Figure dataset records ▸

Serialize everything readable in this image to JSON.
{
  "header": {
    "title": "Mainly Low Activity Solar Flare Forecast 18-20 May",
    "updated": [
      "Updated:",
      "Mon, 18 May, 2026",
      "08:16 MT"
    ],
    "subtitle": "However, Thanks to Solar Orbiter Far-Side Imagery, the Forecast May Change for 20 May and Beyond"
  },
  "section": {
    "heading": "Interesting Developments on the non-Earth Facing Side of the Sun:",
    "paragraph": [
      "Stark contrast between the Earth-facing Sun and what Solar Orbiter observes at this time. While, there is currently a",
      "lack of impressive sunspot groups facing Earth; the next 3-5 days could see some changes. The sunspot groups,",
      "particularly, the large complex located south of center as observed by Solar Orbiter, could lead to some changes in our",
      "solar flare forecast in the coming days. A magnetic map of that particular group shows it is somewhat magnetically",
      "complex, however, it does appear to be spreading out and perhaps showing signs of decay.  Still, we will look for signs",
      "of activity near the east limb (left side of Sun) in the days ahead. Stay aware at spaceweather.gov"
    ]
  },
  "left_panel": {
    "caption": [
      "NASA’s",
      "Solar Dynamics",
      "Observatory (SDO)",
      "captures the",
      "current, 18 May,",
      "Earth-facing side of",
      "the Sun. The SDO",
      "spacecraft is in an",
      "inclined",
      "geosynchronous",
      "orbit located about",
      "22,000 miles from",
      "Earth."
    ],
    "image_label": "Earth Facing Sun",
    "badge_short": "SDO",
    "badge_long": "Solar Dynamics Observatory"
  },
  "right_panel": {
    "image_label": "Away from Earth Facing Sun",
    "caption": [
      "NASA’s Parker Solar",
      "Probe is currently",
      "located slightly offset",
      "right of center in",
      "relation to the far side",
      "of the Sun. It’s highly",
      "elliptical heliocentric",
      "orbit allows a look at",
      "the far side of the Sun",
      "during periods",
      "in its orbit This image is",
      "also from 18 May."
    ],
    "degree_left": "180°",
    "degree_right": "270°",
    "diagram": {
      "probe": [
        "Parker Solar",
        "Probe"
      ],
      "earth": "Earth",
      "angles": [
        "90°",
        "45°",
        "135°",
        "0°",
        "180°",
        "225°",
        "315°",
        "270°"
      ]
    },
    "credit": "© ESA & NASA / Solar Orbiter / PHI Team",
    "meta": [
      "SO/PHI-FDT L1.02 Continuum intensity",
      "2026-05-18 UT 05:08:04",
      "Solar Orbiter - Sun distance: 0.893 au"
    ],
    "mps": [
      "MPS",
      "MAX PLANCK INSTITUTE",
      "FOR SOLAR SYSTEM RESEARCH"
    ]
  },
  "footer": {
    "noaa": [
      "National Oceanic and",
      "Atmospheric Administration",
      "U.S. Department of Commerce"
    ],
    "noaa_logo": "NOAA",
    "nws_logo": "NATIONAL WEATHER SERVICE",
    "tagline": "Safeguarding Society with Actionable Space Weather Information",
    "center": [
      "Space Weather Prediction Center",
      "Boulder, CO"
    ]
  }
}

SET PROBLEM ▸ Each line must be given again exactly as written above.

ANSWER IN FULL ▸
Serialize everything readable in this image to JSON.
{
  "header": {
    "title": "Mainly Low Activity Solar Flare Forecast 18-20 May",
    "updated": [
      "Updated:",
      "Mon, 18 May, 2026",
      "08:16 MT"
    ],
    "subtitle": "However, Thanks to Solar Orbiter Far-Side Imagery, the Forecast May Change for 20 May and Beyond"
  },
  "section": {
    "heading": "Interesting Developments on the non-Earth Facing Side of the Sun:",
    "paragraph": [
      "Stark contrast between the Earth-facing Sun and what Solar Orbiter observes at this time. While, there is currently a",
      "lack of impressive sunspot groups facing Earth; the next 3-5 days could see some changes. The sunspot groups,",
      "particularly, the large complex located south of center as observed by Solar Orbiter, could lead to some changes in our",
      "solar flare forecast in the coming days. A magnetic map of that particular group shows it is somewhat magnetically",
      "complex, however, it does appear to be spreading out and perhaps showing signs of decay.  Still, we will look for signs",
      "of activity near the east limb (left side of Sun) in the days ahead. Stay aware at spaceweather.gov"
    ]
  },
  "left_panel": {
    "caption": [
      "NASA’s",
      "Solar Dynamics",
      "Observatory (SDO)",
      "captures the",
      "current, 18 May,",
      "Earth-facing side of",
      "the Sun. The SDO",
      "spacecraft is in an",
      "inclined",
      "geosynchronous",
      "orbit located about",
      "22,000 miles from",
      "Earth."
    ],
    "image_label": "Earth Facing Sun",
    "badge_short": "SDO",
    "badge_long": "Solar Dynamics Observatory"
  },
  "right_panel": {
    "image_label": "Away from Earth Facing Sun",
    "caption": [
      "NASA’s Parker Solar",
      "Probe is currently",
      "located slightly offset",
      "right of center in",
      "relation to the far side",
      "of the Sun. It’s highly",
      "elliptical heliocentric",
      "orbit allows a look at",
      "the far side of the Sun",
      "during periods",
      "in its orbit This image is",
      "also from 18 May."
    ],
    "degree_left": "180°",
    "degree_right": "270°",
    "diagram": {
      "probe": [
        "Parker Solar",
        "Probe"
      ],
      "earth": "Earth",
      "angles": [
        "90°",
        "45°",
        "135°",
        "0°",
        "180°",
        "225°",
        "315°",
        "270°"
      ]
    },
    "credit": "© ESA & NASA / Solar Orbiter / PHI Team",
    "meta": [
      "SO/PHI-FDT L1.02 Continuum intensity",
      "2026-05-18 UT 05:08:04",
      "Solar Orbiter - Sun distance: 0.893 au"
    ],
    "mps": [
      "MPS",
      "MAX PLANCK INSTITUTE",
      "FOR SOLAR SYSTEM RESEARCH"
    ]
  },
  "footer": {
    "noaa": [
      "National Oceanic and",
      "Atmospheric Administration",
      "U.S. Department of Commerce"
    ],
    "noaa_logo": "NOAA",
    "nws_logo": "NATIONAL WEATHER SERVICE",
    "tagline": "Safeguarding Society with Actionable Space Weather Information",
    "center": [
      "Space Weather Prediction Center",
      "Boulder, CO"
    ]
  }
}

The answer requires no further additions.